***** INPUT DATA

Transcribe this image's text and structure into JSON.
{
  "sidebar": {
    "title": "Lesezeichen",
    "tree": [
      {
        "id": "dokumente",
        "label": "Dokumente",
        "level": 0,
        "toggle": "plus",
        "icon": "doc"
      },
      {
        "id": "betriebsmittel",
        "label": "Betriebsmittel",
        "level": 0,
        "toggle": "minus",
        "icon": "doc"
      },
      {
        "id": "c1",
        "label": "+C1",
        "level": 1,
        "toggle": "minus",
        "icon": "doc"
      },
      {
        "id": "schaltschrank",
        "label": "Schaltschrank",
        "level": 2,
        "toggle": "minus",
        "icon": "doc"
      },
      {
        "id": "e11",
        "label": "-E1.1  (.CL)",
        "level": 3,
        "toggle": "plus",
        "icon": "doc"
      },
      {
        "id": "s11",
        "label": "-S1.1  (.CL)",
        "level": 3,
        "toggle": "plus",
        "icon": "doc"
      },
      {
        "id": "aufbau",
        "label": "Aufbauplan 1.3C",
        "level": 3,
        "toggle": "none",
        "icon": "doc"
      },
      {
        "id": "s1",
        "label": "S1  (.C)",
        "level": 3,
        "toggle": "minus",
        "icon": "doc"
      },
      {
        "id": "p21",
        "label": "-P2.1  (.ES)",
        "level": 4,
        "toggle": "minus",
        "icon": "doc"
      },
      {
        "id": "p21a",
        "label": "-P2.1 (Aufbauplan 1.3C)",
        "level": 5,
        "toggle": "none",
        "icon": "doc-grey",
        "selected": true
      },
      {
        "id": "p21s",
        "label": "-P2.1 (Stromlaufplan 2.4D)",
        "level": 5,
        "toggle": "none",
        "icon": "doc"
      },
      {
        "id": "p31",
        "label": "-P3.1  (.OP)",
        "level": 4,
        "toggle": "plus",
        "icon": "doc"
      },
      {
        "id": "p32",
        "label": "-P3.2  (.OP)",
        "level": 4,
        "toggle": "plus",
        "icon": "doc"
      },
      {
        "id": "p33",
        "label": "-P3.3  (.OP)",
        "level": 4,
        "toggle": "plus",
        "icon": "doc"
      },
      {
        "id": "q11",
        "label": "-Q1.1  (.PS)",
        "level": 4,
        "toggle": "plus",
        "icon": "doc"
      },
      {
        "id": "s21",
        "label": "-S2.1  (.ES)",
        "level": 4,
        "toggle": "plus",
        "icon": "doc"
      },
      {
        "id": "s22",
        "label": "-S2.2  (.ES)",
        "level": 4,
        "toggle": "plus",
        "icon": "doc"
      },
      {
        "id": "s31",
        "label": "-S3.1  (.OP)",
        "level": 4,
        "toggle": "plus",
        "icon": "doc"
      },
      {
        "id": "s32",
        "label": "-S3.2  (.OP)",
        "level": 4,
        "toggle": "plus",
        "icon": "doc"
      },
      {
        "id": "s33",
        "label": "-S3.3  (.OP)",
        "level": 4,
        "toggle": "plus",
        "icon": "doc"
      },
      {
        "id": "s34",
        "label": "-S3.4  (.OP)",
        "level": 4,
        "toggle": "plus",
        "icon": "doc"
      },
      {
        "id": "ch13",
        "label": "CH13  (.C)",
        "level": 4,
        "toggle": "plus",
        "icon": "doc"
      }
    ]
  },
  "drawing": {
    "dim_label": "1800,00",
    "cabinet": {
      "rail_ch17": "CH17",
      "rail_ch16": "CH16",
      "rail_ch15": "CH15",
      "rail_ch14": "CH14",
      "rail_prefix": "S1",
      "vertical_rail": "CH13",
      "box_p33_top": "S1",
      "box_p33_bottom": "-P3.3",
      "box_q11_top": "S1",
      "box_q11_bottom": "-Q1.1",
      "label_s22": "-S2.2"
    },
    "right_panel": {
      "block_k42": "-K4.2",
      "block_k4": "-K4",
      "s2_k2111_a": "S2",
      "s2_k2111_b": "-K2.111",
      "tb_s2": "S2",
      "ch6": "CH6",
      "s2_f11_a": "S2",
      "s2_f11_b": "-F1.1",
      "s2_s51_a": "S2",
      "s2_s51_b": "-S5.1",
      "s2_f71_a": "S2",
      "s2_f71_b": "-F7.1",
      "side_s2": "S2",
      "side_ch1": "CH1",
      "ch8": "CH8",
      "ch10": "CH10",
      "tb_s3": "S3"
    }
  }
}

**********

-- DIRECTION --
Write the entire listing out again, word for word.

-- TASK ANSWER --
Transcribe this image's text and structure into JSON.
{
  "sidebar": {
    "title": "Lesezeichen",
    "tree": [
      {
        "id": "dokumente",
        "label": "Dokumente",
        "level": 0,
        "toggle": "plus",
        "icon": "doc"
      },
      {
        "id": "betriebsmittel",
        "label": "Betriebsmittel",
        "level": 0,
        "toggle": "minus",
        "icon": "doc"
      },
      {
        "id": "c1",
        "label": "+C1",
        "level": 1,
        "toggle": "minus",
        "icon": "doc"
      },
      {
        "id": "schaltschrank",
        "label": "Schaltschrank",
        "level": 2,
        "toggle": "minus",
        "icon": "doc"
      },
      {
        "id": "e11",
        "label": "-E1.1  (.CL)",
        "level": 3,
        "toggle": "plus",
        "icon": "doc"
      },
      {
        "id": "s11",
        "label": "-S1.1  (.CL)",
        "level": 3,
        "toggle": "plus",
        "icon": "doc"
      },
      {
        "id": "aufbau",
        "label": "Aufbauplan 1.3C",
        "level": 3,
        "toggle": "none",
        "icon": "doc"
      },
      {
        "id": "s1",
        "label": "S1  (.C)",
        "level": 3,
        "toggle": "minus",
        "icon": "doc"
      },
      {
        "id": "p21",
        "label": "-P2.1  (.ES)",
        "level": 4,
        "toggle": "minus",
        "icon": "doc"
      },
      {
        "id": "p21a",
        "label": "-P2.1 (Aufbauplan 1.3C)",
        "level": 5,
        "toggle": "none",
        "icon": "doc-grey",
        "selected": true
      },
      {
        "id": "p21s",
        "label": "-P2.1 (Stromlaufplan 2.4D)",
        "level": 5,
        "toggle": "none",
        "icon": "doc"
      },
      {
        "id": "p31",
        "label": "-P3.1  (.OP)",
        "level": 4,
        "toggle": "plus",
        "icon": "doc"
      },
      {
        "id": "p32",
        "label": "-P3.2  (.OP)",
        "level": 4,
        "toggle": "plus",
        "icon": "doc"
      },
      {
        "id": "p33",
        "label": "-P3.3  (.OP)",
        "level": 4,
        "toggle": "plus",
        "icon": "doc"
      },
      {
        "id": "q11",
        "label": "-Q1.1  (.PS)",
        "level": 4,
        "toggle": "plus",
        "icon": "doc"
      },
      {
        "id": "s21",
        "label": "-S2.1  (.ES)",
        "level": 4,
        "toggle": "plus",
        "icon": "doc"
      },
      {
        "id": "s22",
        "label": "-S2.2  (.ES)",
        "level": 4,
        "toggle": "plus",
        "icon": "doc"
      },
      {
        "id": "s31",
        "label": "-S3.1  (.OP)",
        "level": 4,
        "toggle": "plus",
        "icon": "doc"
      },
      {
        "id": "s32",
        "label": "-S3.2  (.OP)",
        "level": 4,
        "toggle": "plus",
        "icon": "doc"
      },
      {
        "id": "s33",
        "label": "-S3.3  (.OP)",
        "level": 4,
        "toggle": "plus",
        "icon": "doc"
      },
      {
        "id": "s34",
        "label": "-S3.4  (.OP)",
        "level": 4,
        "toggle": "plus",
        "icon": "doc"
      },
      {
        "id": "ch13",
        "label": "CH13  (.C)",
        "level": 4,
        "toggle": "plus",
        "icon": "doc"
      }
    ]
  },
  "drawing": {
    "dim_label": "1800,00",
    "cabinet": {
      "rail_ch17": "CH17",
      "rail_ch16": "CH16",
      "rail_ch15": "CH15",
      "rail_ch14": "CH14",
      "rail_prefix": "S1",
      "vertical_rail": "CH13",
      "box_p33_top": "S1",
      "box_p33_bottom": "-P3.3",
      "box_q11_top": "S1",
      "box_q11_bottom": "-Q1.1",
      "label_s22": "-S2.2"
    },
    "right_panel": {
      "block_k42": "-K4.2",
      "block_k4": "-K4",
      "s2_k2111_a": "S2",
      "s2_k2111_b": "-K2.111",
      "tb_s2": "S2",
      "ch6": "CH6",
      "s2_f11_a": "S2",
      "s2_f11_b": "-F1.1",
      "s2_s51_a": "S2",
      "s2_s51_b": "-S5.1",
      "s2_f71_a": "S2",
      "s2_f71_b": "-F7.1",
      "side_s2": "S2",
      "side_ch1": "CH1",
      "ch8": "CH8",
      "ch10": "CH10",
      "tb_s3": "S3"
    }
  }
}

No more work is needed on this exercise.